- [Do this]
Your task is to transcribe all of the data below exactly, omitting the images.

- [Data excerpts]

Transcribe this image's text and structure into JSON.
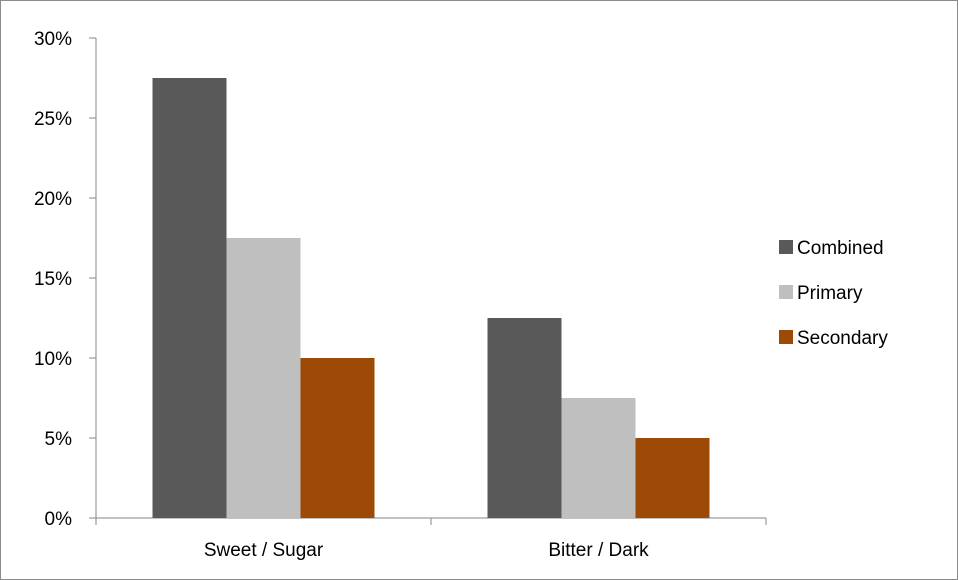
{
  "chart_data": {
    "type": "bar",
    "title": "",
    "xlabel": "",
    "ylabel": "",
    "categories": [
      "Sweet / Sugar",
      "Bitter / Dark"
    ],
    "series": [
      {
        "name": "Combined",
        "color": "#595959",
        "values": [
          27.5,
          12.5
        ]
      },
      {
        "name": "Primary",
        "color": "#bfbfbf",
        "values": [
          17.5,
          7.5
        ]
      },
      {
        "name": "Secondary",
        "color": "#9c4a06",
        "values": [
          10,
          5
        ]
      }
    ],
    "ylim": [
      0,
      30
    ],
    "yticks": [
      {
        "value": 0,
        "label": "0%"
      },
      {
        "value": 5,
        "label": "5%"
      },
      {
        "value": 10,
        "label": "10%"
      },
      {
        "value": 15,
        "label": "15%"
      },
      {
        "value": 20,
        "label": "20%"
      },
      {
        "value": 25,
        "label": "25%"
      },
      {
        "value": 30,
        "label": "30%"
      }
    ],
    "grid": false,
    "legend_position": "right"
  }
}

- [Exercise output]
Transcribe this image's text and structure into JSON.
{
  "chart_data": {
    "type": "bar",
    "title": "",
    "xlabel": "",
    "ylabel": "",
    "categories": [
      "Sweet / Sugar",
      "Bitter / Dark"
    ],
    "series": [
      {
        "name": "Combined",
        "color": "#595959",
        "values": [
          27.5,
          12.5
        ]
      },
      {
        "name": "Primary",
        "color": "#bfbfbf",
        "values": [
          17.5,
          7.5
        ]
      },
      {
        "name": "Secondary",
        "color": "#9c4a06",
        "values": [
          10,
          5
        ]
      }
    ],
    "ylim": [
      0,
      30
    ],
    "yticks": [
      {
        "value": 0,
        "label": "0%"
      },
      {
        "value": 5,
        "label": "5%"
      },
      {
        "value": 10,
        "label": "10%"
      },
      {
        "value": 15,
        "label": "15%"
      },
      {
        "value": 20,
        "label": "20%"
      },
      {
        "value": 25,
        "label": "25%"
      },
      {
        "value": 30,
        "label": "30%"
      }
    ],
    "grid": false,
    "legend_position": "right"
  }
}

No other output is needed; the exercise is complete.